Written request |
Set each entry down verbatim, omitting images.

Data supplied |
☆ ☆ ☆

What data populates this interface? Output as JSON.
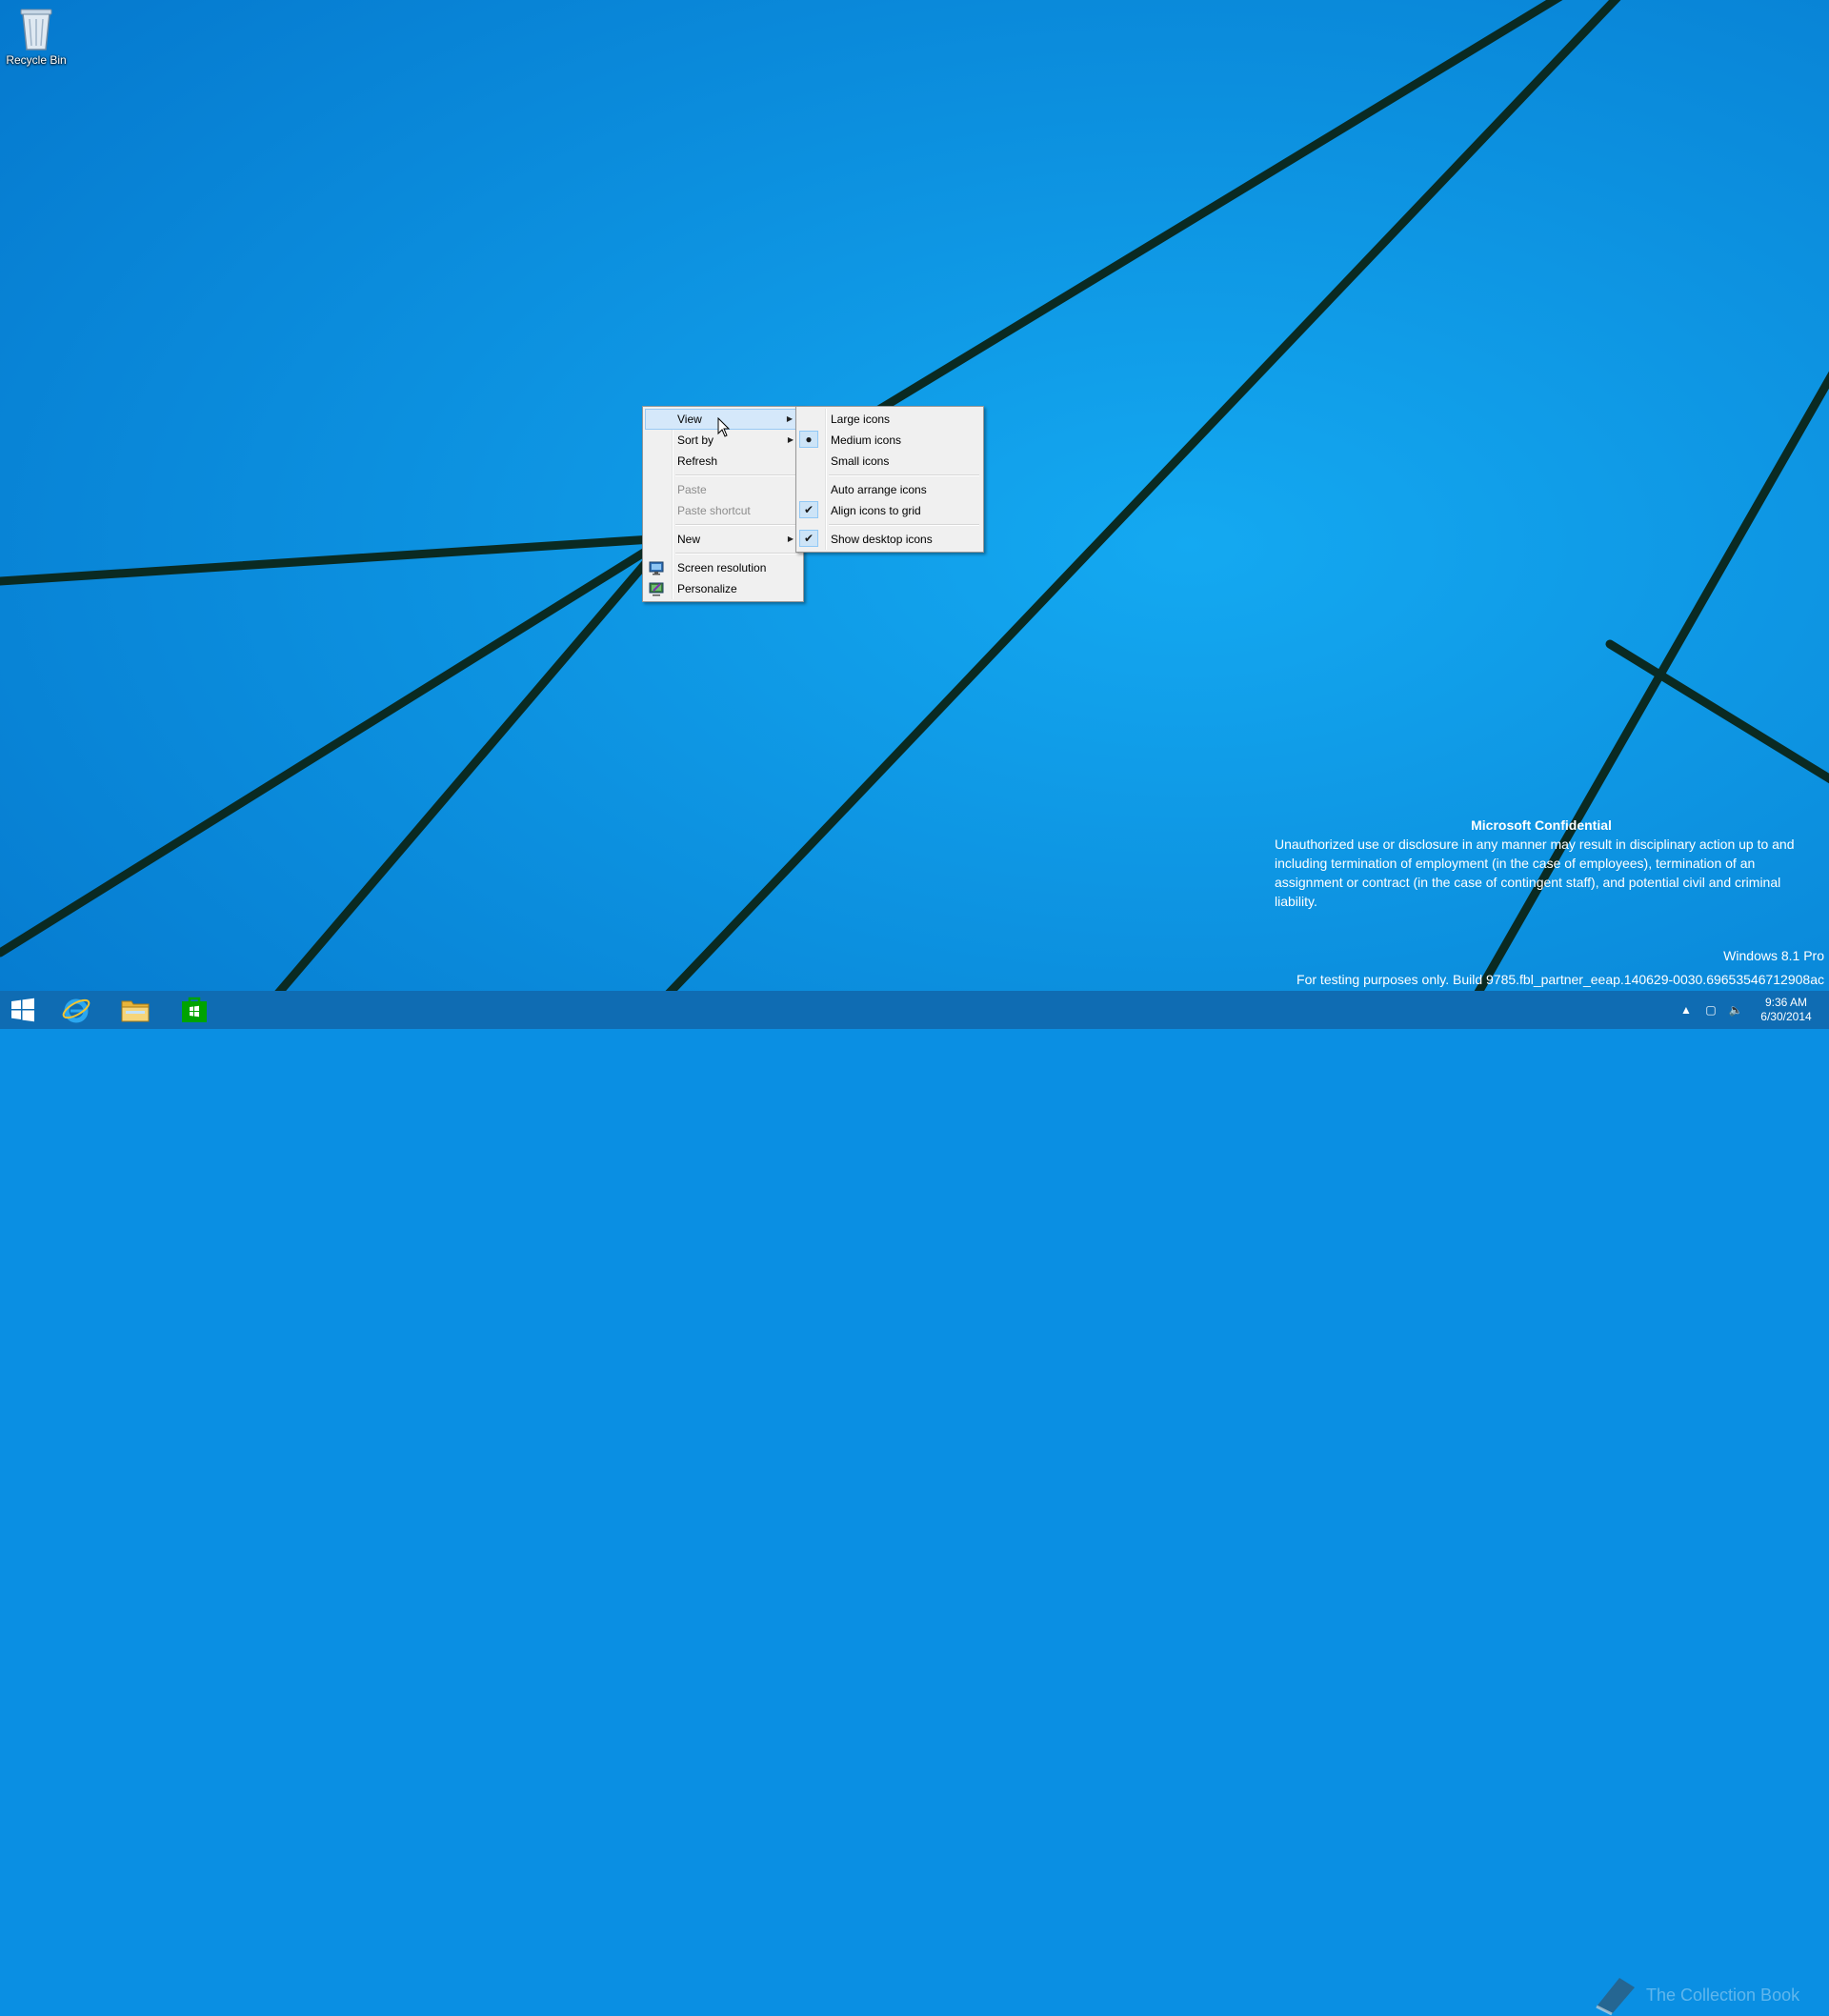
{
  "desktop": {
    "recycle_bin_label": "Recycle Bin"
  },
  "context_menu": {
    "items": [
      {
        "label": "View"
      },
      {
        "label": "Sort by"
      },
      {
        "label": "Refresh"
      },
      {
        "label": "Paste"
      },
      {
        "label": "Paste shortcut"
      },
      {
        "label": "New"
      },
      {
        "label": "Screen resolution"
      },
      {
        "label": "Personalize"
      }
    ]
  },
  "view_submenu": {
    "items": [
      {
        "label": "Large icons"
      },
      {
        "label": "Medium icons"
      },
      {
        "label": "Small icons"
      },
      {
        "label": "Auto arrange icons"
      },
      {
        "label": "Align icons to grid"
      },
      {
        "label": "Show desktop icons"
      }
    ]
  },
  "notice": {
    "title": "Microsoft Confidential",
    "body": "Unauthorized use or disclosure in any manner may result in disciplinary action up to and including termination of employment (in the case of employees), termination of an assignment or contract (in the case of contingent staff), and potential civil and criminal liability.",
    "edition": "Windows 8.1 Pro",
    "build": "For testing purposes only. Build 9785.fbl_partner_eeap.140629-0030.69653546712908ac"
  },
  "taskbar": {
    "clock_time": "9:36 AM",
    "clock_date": "6/30/2014",
    "watermark_text": "The Collection Book"
  },
  "colors": {
    "desktop_bg": "#0a8fe3",
    "menu_highlight": "#d5e8fa",
    "store_green": "#00a300"
  }
}
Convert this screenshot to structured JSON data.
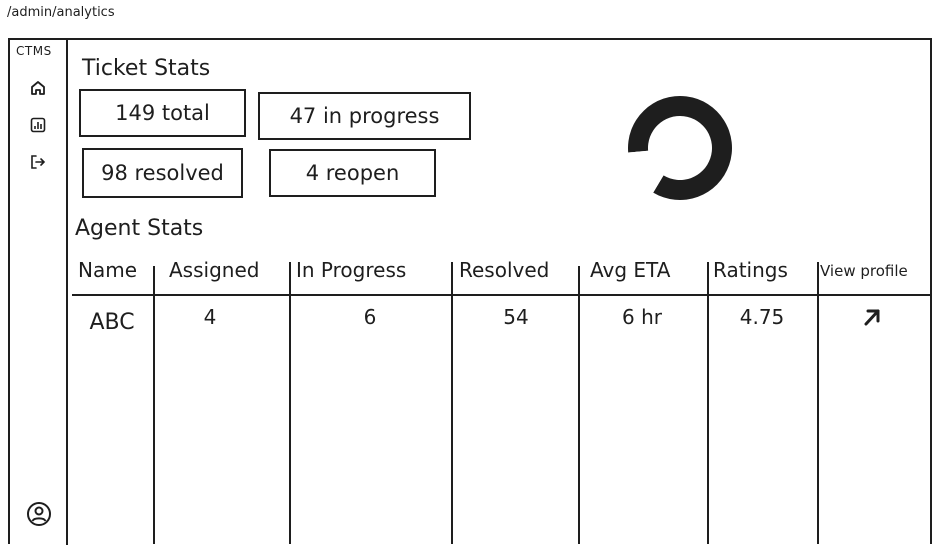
{
  "route": "/admin/analytics",
  "app": {
    "brand": "CTMS"
  },
  "sidebar": {
    "items": [
      {
        "icon": "home-icon"
      },
      {
        "icon": "analytics-icon"
      },
      {
        "icon": "logout-icon"
      }
    ],
    "profile_icon": "user-circle-icon"
  },
  "ticket_stats": {
    "title": "Ticket Stats",
    "total": "149 total",
    "in_progress": "47 in progress",
    "resolved": "98 resolved",
    "reopen": "4 reopen"
  },
  "chart_data": {
    "type": "pie",
    "donut": true,
    "categories": [
      "filled",
      "remaining"
    ],
    "values": [
      85,
      15
    ],
    "colors": [
      "#1e1e1e",
      "#ffffff"
    ]
  },
  "agent_stats": {
    "title": "Agent Stats",
    "columns": [
      "Name",
      "Assigned",
      "In Progress",
      "Resolved",
      "Avg ETA",
      "Ratings",
      "View profile"
    ],
    "rows": [
      {
        "name": "ABC",
        "assigned": "4",
        "in_progress": "6",
        "resolved": "54",
        "avg_eta": "6 hr",
        "ratings": "4.75",
        "view_icon": "arrow-up-left-icon"
      }
    ]
  }
}
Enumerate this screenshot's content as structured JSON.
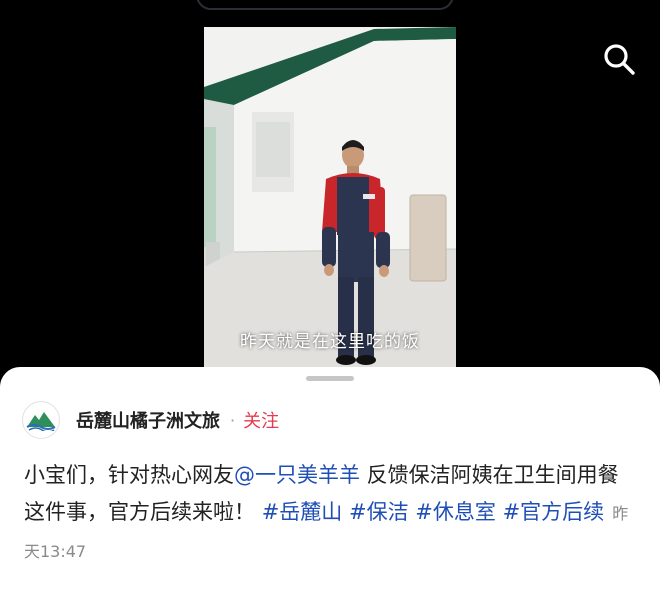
{
  "icons": {
    "search": "search-icon"
  },
  "video": {
    "caption": "昨天就是在这里吃的饭"
  },
  "author": {
    "name": "岳麓山橘子洲文旅",
    "separator": "·",
    "follow_label": "关注"
  },
  "post": {
    "text_intro": "小宝们，针对热心网友",
    "mention": "@一只美羊羊",
    "text_body": " 反馈保洁阿姨在卫生间用餐这件事，官方后续来啦！ ",
    "hashtags": [
      "#岳麓山",
      "#保洁",
      "#休息室",
      "#官方后续"
    ],
    "time": "昨天13:47"
  },
  "colors": {
    "accent_follow": "#e63b4f",
    "link_blue": "#1f4fb6",
    "background": "#000000",
    "sheet": "#ffffff"
  }
}
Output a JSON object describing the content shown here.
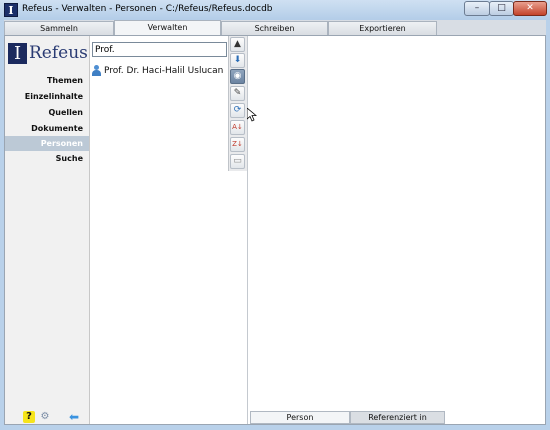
{
  "window": {
    "title": "Refeus - Verwalten - Personen - C:/Refeus/Refeus.docdb",
    "app_icon_letter": "I",
    "controls": {
      "minimize": "–",
      "maximize": "□",
      "close": "✕"
    }
  },
  "tabs": [
    {
      "label": "Sammeln",
      "active": false
    },
    {
      "label": "Verwalten",
      "active": true
    },
    {
      "label": "Schreiben",
      "active": false
    },
    {
      "label": "Exportieren",
      "active": false
    }
  ],
  "logo": {
    "mark": "I",
    "text": "Refeus"
  },
  "sidebar": {
    "items": [
      {
        "label": "Themen",
        "selected": false
      },
      {
        "label": "Einzelinhalte",
        "selected": false
      },
      {
        "label": "Quellen",
        "selected": false
      },
      {
        "label": "Dokumente",
        "selected": false
      },
      {
        "label": "Personen",
        "selected": true
      },
      {
        "label": "Suche",
        "selected": false
      }
    ],
    "bottom_icons": [
      "help-icon",
      "gear-icon",
      "back-arrow-icon"
    ],
    "help_glyph": "?",
    "gear_glyph": "⚙",
    "back_glyph": "⬅"
  },
  "search": {
    "value": "Prof."
  },
  "persons": [
    {
      "name": "Prof. Dr. Haci-Halil Uslucan"
    }
  ],
  "toolbar": {
    "buttons": [
      {
        "icon": "scroll-up-icon",
        "glyph": "▲"
      },
      {
        "icon": "arrow-down-icon",
        "glyph": "⬇"
      },
      {
        "icon": "filter-icon",
        "glyph": "◉"
      },
      {
        "icon": "link-icon",
        "glyph": "✎"
      },
      {
        "icon": "refresh-icon",
        "glyph": "⟳"
      },
      {
        "icon": "sort-az-icon",
        "glyph": "A↓"
      },
      {
        "icon": "sort-za-icon",
        "glyph": "Z↓"
      },
      {
        "icon": "note-icon",
        "glyph": "▭"
      }
    ]
  },
  "detail_tabs": [
    {
      "label": "Person",
      "active": true
    },
    {
      "label": "Referenziert in",
      "active": false
    }
  ],
  "colors": {
    "selected_nav": "#bcc9d6",
    "logo_dark": "#1b2a5e",
    "accent_blue": "#3b93e0"
  }
}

☆ ☆ ☆

Output below |
What data populates this interface? Output as JSON.
{
  "desktop": {
    "recycle_bin_label": "Recycle Bin"
  },
  "context_menu": {
    "items": [
      {
        "label": "View"
      },
      {
        "label": "Sort by"
      },
      {
        "label": "Refresh"
      },
      {
        "label": "Paste"
      },
      {
        "label": "Paste shortcut"
      },
      {
        "label": "New"
      },
      {
        "label": "Screen resolution"
      },
      {
        "label": "Personalize"
      }
    ]
  },
  "view_submenu": {
    "items": [
      {
        "label": "Large icons"
      },
      {
        "label": "Medium icons"
      },
      {
        "label": "Small icons"
      },
      {
        "label": "Auto arrange icons"
      },
      {
        "label": "Align icons to grid"
      },
      {
        "label": "Show desktop icons"
      }
    ]
  },
  "notice": {
    "title": "Microsoft Confidential",
    "body": "Unauthorized use or disclosure in any manner may result in disciplinary action up to and including termination of employment (in the case of employees), termination of an assignment or contract (in the case of contingent staff), and potential civil and criminal liability.",
    "edition": "Windows 8.1 Pro",
    "build": "For testing purposes only. Build 9785.fbl_partner_eeap.140629-0030.69653546712908ac"
  },
  "taskbar": {
    "clock_time": "9:36 AM",
    "clock_date": "6/30/2014",
    "watermark_text": "The Collection Book"
  },
  "colors": {
    "desktop_bg": "#0a8fe3",
    "menu_highlight": "#d5e8fa",
    "store_green": "#00a300"
  }
}
Convert this screenshot to structured JSON data.
{
  "route": "/admin/analytics",
  "app": {
    "brand": "CTMS"
  },
  "sidebar": {
    "items": [
      {
        "icon": "home-icon"
      },
      {
        "icon": "analytics-icon"
      },
      {
        "icon": "logout-icon"
      }
    ],
    "profile_icon": "user-circle-icon"
  },
  "ticket_stats": {
    "title": "Ticket Stats",
    "total": "149 total",
    "in_progress": "47 in progress",
    "resolved": "98 resolved",
    "reopen": "4 reopen"
  },
  "chart_data": {
    "type": "pie",
    "donut": true,
    "categories": [
      "filled",
      "remaining"
    ],
    "values": [
      85,
      15
    ],
    "colors": [
      "#1e1e1e",
      "#ffffff"
    ]
  },
  "agent_stats": {
    "title": "Agent Stats",
    "columns": [
      "Name",
      "Assigned",
      "In Progress",
      "Resolved",
      "Avg ETA",
      "Ratings",
      "View profile"
    ],
    "rows": [
      {
        "name": "ABC",
        "assigned": "4",
        "in_progress": "6",
        "resolved": "54",
        "avg_eta": "6 hr",
        "ratings": "4.75",
        "view_icon": "arrow-up-left-icon"
      }
    ]
  }
}
Enumerate this screenshot's content as structured JSON.
{
  "icons": {
    "search": "search-icon"
  },
  "video": {
    "caption": "昨天就是在这里吃的饭"
  },
  "author": {
    "name": "岳麓山橘子洲文旅",
    "separator": "·",
    "follow_label": "关注"
  },
  "post": {
    "text_intro": "小宝们，针对热心网友",
    "mention": "@一只美羊羊",
    "text_body": " 反馈保洁阿姨在卫生间用餐这件事，官方后续来啦！ ",
    "hashtags": [
      "#岳麓山",
      "#保洁",
      "#休息室",
      "#官方后续"
    ],
    "time": "昨天13:47"
  },
  "colors": {
    "accent_follow": "#e63b4f",
    "link_blue": "#1f4fb6",
    "background": "#000000",
    "sheet": "#ffffff"
  }
}
Output a JSON object describing the content shown here.
{
  "window": {
    "title": "Refeus - Verwalten - Personen - C:/Refeus/Refeus.docdb",
    "app_icon_letter": "I",
    "controls": {
      "minimize": "–",
      "maximize": "□",
      "close": "✕"
    }
  },
  "tabs": [
    {
      "label": "Sammeln",
      "active": false
    },
    {
      "label": "Verwalten",
      "active": true
    },
    {
      "label": "Schreiben",
      "active": false
    },
    {
      "label": "Exportieren",
      "active": false
    }
  ],
  "logo": {
    "mark": "I",
    "text": "Refeus"
  },
  "sidebar": {
    "items": [
      {
        "label": "Themen",
        "selected": false
      },
      {
        "label": "Einzelinhalte",
        "selected": false
      },
      {
        "label": "Quellen",
        "selected": false
      },
      {
        "label": "Dokumente",
        "selected": false
      },
      {
        "label": "Personen",
        "selected": true
      },
      {
        "label": "Suche",
        "selected": false
      }
    ],
    "bottom_icons": [
      "help-icon",
      "gear-icon",
      "back-arrow-icon"
    ],
    "help_glyph": "?",
    "gear_glyph": "⚙",
    "back_glyph": "⬅"
  },
  "search": {
    "value": "Prof."
  },
  "persons": [
    {
      "name": "Prof. Dr. Haci-Halil Uslucan"
    }
  ],
  "toolbar": {
    "buttons": [
      {
        "icon": "scroll-up-icon",
        "glyph": "▲"
      },
      {
        "icon": "arrow-down-icon",
        "glyph": "⬇"
      },
      {
        "icon": "filter-icon",
        "glyph": "◉"
      },
      {
        "icon": "link-icon",
        "glyph": "✎"
      },
      {
        "icon": "refresh-icon",
        "glyph": "⟳"
      },
      {
        "icon": "sort-az-icon",
        "glyph": "A↓"
      },
      {
        "icon": "sort-za-icon",
        "glyph": "Z↓"
      },
      {
        "icon": "note-icon",
        "glyph": "▭"
      }
    ]
  },
  "detail_tabs": [
    {
      "label": "Person",
      "active": true
    },
    {
      "label": "Referenziert in",
      "active": false
    }
  ],
  "colors": {
    "selected_nav": "#bcc9d6",
    "logo_dark": "#1b2a5e",
    "accent_blue": "#3b93e0"
  }
}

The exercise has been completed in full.